Every entry must be given again exactly.
### PROVIDED ENTRIES
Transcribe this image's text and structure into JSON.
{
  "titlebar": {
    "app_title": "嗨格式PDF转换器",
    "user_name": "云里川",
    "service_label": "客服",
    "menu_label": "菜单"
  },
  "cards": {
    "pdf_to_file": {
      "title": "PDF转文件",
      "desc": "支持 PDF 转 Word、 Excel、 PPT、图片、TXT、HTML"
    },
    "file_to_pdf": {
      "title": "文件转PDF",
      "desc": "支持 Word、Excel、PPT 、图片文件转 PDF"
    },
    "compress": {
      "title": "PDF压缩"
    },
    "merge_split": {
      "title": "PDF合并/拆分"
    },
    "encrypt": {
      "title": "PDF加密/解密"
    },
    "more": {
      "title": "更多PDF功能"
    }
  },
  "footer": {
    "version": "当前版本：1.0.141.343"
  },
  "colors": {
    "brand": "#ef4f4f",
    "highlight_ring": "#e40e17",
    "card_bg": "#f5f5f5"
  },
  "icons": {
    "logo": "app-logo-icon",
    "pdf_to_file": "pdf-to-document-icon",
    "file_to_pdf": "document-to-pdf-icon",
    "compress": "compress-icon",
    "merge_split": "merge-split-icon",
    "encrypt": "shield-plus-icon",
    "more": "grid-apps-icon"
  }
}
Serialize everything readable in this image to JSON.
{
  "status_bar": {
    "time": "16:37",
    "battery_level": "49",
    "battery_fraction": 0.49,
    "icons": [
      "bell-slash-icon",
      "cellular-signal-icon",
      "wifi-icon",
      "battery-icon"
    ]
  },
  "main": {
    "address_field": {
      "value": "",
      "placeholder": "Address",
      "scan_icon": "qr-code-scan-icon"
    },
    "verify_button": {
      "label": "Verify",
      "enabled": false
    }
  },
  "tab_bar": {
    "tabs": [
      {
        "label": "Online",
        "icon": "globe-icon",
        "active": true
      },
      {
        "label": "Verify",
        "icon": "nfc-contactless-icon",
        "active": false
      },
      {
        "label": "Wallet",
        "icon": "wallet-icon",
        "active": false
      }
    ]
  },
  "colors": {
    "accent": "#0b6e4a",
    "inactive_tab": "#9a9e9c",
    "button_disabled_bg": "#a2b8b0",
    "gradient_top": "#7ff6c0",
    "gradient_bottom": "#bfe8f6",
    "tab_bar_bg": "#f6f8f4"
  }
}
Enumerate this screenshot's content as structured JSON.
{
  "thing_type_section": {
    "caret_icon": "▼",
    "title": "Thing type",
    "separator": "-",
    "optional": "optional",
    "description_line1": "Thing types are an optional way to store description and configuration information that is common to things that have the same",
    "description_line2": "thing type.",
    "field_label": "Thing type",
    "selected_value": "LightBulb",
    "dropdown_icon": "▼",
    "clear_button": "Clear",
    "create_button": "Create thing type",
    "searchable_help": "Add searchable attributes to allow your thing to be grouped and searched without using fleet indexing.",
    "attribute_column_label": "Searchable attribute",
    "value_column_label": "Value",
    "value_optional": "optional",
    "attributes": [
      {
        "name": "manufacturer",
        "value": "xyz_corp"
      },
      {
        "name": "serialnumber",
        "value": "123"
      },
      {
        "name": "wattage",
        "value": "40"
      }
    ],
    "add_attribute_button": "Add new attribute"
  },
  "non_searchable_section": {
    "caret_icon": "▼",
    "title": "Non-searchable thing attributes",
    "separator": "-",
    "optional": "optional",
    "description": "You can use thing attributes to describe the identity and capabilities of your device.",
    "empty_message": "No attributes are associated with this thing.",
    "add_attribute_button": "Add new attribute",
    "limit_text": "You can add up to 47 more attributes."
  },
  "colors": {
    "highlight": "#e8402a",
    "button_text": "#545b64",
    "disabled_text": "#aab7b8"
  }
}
######
◆ EXERCISE RESULT
Transcribe this image's text and structure into JSON.
{
  "titlebar": {
    "app_title": "嗨格式PDF转换器",
    "user_name": "云里川",
    "service_label": "客服",
    "menu_label": "菜单"
  },
  "cards": {
    "pdf_to_file": {
      "title": "PDF转文件",
      "desc": "支持 PDF 转 Word、 Excel、 PPT、图片、TXT、HTML"
    },
    "file_to_pdf": {
      "title": "文件转PDF",
      "desc": "支持 Word、Excel、PPT 、图片文件转 PDF"
    },
    "compress": {
      "title": "PDF压缩"
    },
    "merge_split": {
      "title": "PDF合并/拆分"
    },
    "encrypt": {
      "title": "PDF加密/解密"
    },
    "more": {
      "title": "更多PDF功能"
    }
  },
  "footer": {
    "version": "当前版本：1.0.141.343"
  },
  "colors": {
    "brand": "#ef4f4f",
    "highlight_ring": "#e40e17",
    "card_bg": "#f5f5f5"
  },
  "icons": {
    "logo": "app-logo-icon",
    "pdf_to_file": "pdf-to-document-icon",
    "file_to_pdf": "document-to-pdf-icon",
    "compress": "compress-icon",
    "merge_split": "merge-split-icon",
    "encrypt": "shield-plus-icon",
    "more": "grid-apps-icon"
  }
}
Serialize everything readable in this image to JSON.
{
  "status_bar": {
    "time": "16:37",
    "battery_level": "49",
    "battery_fraction": 0.49,
    "icons": [
      "bell-slash-icon",
      "cellular-signal-icon",
      "wifi-icon",
      "battery-icon"
    ]
  },
  "main": {
    "address_field": {
      "value": "",
      "placeholder": "Address",
      "scan_icon": "qr-code-scan-icon"
    },
    "verify_button": {
      "label": "Verify",
      "enabled": false
    }
  },
  "tab_bar": {
    "tabs": [
      {
        "label": "Online",
        "icon": "globe-icon",
        "active": true
      },
      {
        "label": "Verify",
        "icon": "nfc-contactless-icon",
        "active": false
      },
      {
        "label": "Wallet",
        "icon": "wallet-icon",
        "active": false
      }
    ]
  },
  "colors": {
    "accent": "#0b6e4a",
    "inactive_tab": "#9a9e9c",
    "button_disabled_bg": "#a2b8b0",
    "gradient_top": "#7ff6c0",
    "gradient_bottom": "#bfe8f6",
    "tab_bar_bg": "#f6f8f4"
  }
}
Enumerate this screenshot's content as structured JSON.
{
  "thing_type_section": {
    "caret_icon": "▼",
    "title": "Thing type",
    "separator": "-",
    "optional": "optional",
    "description_line1": "Thing types are an optional way to store description and configuration information that is common to things that have the same",
    "description_line2": "thing type.",
    "field_label": "Thing type",
    "selected_value": "LightBulb",
    "dropdown_icon": "▼",
    "clear_button": "Clear",
    "create_button": "Create thing type",
    "searchable_help": "Add searchable attributes to allow your thing to be grouped and searched without using fleet indexing.",
    "attribute_column_label": "Searchable attribute",
    "value_column_label": "Value",
    "value_optional": "optional",
    "attributes": [
      {
        "name": "manufacturer",
        "value": "xyz_corp"
      },
      {
        "name": "serialnumber",
        "value": "123"
      },
      {
        "name": "wattage",
        "value": "40"
      }
    ],
    "add_attribute_button": "Add new attribute"
  },
  "non_searchable_section": {
    "caret_icon": "▼",
    "title": "Non-searchable thing attributes",
    "separator": "-",
    "optional": "optional",
    "description": "You can use thing attributes to describe the identity and capabilities of your device.",
    "empty_message": "No attributes are associated with this thing.",
    "add_attribute_button": "Add new attribute",
    "limit_text": "You can add up to 47 more attributes."
  },
  "colors": {
    "highlight": "#e8402a",
    "button_text": "#545b64",
    "disabled_text": "#aab7b8"
  }
}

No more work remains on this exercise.